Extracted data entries
»»
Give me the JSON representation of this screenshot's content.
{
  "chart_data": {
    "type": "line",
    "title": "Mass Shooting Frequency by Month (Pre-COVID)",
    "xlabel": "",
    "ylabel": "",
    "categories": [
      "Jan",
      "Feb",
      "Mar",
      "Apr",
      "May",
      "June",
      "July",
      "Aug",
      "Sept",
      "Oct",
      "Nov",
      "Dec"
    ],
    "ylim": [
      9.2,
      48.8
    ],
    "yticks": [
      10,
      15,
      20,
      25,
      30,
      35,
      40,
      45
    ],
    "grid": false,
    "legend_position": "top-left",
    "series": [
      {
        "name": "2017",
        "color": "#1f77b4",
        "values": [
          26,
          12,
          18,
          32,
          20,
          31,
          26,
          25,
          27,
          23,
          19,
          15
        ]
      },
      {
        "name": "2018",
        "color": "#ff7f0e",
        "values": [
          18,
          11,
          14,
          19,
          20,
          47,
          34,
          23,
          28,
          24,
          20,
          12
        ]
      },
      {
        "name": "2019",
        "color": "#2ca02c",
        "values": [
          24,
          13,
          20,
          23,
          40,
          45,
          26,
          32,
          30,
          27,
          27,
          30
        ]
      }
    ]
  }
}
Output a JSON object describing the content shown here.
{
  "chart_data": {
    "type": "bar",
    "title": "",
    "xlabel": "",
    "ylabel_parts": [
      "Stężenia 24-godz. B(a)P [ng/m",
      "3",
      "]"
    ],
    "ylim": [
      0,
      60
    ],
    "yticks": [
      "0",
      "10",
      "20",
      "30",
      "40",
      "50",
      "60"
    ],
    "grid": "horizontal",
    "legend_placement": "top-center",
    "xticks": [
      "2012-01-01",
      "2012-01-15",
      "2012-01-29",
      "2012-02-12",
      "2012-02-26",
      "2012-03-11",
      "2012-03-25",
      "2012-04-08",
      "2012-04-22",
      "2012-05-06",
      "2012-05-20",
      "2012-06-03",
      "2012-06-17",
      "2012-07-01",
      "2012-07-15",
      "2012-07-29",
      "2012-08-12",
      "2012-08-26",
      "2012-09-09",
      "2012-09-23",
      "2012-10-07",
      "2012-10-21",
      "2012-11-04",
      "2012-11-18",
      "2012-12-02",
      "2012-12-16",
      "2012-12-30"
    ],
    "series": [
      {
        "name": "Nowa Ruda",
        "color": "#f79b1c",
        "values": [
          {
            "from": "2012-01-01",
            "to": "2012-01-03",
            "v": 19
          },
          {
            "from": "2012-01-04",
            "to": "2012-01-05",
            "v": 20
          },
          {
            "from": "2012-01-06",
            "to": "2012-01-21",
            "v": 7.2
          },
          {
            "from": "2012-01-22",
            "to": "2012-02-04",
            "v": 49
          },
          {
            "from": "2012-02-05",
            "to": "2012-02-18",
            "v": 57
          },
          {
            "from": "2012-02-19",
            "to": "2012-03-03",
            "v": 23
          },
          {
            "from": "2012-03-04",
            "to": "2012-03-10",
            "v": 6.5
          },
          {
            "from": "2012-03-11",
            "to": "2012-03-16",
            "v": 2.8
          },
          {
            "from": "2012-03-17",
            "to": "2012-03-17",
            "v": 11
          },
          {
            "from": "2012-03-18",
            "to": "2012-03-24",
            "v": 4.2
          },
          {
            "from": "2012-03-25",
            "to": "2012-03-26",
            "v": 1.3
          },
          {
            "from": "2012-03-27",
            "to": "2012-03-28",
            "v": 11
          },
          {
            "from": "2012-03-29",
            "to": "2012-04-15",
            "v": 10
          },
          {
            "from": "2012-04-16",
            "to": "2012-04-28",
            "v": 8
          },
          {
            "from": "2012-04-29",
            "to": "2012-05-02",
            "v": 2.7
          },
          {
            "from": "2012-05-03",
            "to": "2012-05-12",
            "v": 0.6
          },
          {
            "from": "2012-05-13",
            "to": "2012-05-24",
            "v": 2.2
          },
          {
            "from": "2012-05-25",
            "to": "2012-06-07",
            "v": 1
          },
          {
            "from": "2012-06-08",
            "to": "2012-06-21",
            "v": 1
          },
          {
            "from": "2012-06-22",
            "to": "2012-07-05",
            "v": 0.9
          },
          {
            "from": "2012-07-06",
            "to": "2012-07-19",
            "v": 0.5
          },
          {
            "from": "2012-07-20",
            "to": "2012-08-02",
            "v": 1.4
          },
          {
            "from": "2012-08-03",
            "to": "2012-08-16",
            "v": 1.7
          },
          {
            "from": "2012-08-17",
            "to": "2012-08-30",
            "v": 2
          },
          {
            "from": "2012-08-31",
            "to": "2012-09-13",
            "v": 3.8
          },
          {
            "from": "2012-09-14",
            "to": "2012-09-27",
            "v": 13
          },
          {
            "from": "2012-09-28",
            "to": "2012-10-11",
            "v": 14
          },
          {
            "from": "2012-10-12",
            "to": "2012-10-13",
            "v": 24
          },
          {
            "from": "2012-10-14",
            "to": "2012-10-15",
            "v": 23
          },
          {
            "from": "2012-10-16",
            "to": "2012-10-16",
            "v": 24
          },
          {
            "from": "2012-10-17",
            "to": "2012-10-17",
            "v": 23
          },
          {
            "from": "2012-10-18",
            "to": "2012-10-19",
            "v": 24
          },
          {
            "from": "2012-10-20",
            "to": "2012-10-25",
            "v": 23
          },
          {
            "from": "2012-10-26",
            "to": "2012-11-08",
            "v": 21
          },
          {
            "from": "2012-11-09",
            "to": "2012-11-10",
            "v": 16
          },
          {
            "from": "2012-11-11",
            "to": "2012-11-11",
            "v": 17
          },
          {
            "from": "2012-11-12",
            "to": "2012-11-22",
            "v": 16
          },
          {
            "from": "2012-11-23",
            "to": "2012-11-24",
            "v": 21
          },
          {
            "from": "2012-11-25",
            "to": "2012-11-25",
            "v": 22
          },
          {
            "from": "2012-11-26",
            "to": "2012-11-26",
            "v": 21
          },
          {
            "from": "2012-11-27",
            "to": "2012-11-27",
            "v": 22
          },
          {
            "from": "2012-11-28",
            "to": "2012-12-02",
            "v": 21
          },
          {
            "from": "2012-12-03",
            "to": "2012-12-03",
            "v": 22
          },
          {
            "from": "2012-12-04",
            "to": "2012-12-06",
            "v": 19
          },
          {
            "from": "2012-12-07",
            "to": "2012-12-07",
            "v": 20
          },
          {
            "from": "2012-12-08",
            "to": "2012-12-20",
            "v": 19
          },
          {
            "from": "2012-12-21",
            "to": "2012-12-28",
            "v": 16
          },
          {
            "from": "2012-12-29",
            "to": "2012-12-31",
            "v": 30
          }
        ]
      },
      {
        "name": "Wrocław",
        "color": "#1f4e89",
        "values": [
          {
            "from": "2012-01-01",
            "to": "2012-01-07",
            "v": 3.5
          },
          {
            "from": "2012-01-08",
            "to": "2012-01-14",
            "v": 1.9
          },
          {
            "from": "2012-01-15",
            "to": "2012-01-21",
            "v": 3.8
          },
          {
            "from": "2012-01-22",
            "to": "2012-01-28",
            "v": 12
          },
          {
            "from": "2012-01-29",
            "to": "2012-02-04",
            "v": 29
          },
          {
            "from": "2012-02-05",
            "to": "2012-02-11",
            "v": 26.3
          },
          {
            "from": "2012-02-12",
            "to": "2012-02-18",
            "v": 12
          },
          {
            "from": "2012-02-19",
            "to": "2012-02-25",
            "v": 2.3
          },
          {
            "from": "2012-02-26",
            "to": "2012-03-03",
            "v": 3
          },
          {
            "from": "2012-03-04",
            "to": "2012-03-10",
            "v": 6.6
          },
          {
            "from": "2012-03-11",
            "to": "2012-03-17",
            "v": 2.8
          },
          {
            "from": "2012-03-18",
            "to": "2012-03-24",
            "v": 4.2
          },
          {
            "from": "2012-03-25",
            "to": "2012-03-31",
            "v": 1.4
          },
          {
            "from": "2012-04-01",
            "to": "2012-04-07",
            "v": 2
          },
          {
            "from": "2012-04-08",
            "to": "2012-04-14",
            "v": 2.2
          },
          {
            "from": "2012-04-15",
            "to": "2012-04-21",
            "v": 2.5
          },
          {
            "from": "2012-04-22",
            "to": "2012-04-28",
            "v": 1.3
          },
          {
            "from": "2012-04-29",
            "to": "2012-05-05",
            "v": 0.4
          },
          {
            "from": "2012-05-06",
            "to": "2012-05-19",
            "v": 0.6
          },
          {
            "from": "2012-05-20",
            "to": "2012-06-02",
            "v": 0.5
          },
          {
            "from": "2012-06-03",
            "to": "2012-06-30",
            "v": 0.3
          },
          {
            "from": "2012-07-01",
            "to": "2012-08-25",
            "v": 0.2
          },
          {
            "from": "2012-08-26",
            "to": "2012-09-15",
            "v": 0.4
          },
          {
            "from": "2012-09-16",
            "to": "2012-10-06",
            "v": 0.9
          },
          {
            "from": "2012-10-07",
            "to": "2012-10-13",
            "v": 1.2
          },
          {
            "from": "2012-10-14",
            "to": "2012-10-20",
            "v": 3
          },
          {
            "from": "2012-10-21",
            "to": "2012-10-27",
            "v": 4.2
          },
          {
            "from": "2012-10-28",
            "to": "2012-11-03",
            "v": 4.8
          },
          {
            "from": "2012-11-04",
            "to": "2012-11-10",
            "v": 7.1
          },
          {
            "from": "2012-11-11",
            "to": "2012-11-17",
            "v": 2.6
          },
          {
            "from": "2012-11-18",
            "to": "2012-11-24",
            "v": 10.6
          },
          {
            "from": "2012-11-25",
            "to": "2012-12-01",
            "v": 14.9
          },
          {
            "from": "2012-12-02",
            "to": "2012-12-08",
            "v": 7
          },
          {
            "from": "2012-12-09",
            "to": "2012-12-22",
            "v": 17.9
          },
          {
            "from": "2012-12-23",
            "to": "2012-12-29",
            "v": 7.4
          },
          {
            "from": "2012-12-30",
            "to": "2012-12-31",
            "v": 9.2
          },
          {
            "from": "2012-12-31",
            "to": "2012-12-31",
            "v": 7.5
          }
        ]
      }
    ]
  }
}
««
**EXERCISE INSTRUCTIONS**: Make a list of all lines in the data that contain "JSON".

**SOLVED PROBLEM**:
Give me the JSON representation of this screenshot's content.
Output a JSON object describing the content shown here.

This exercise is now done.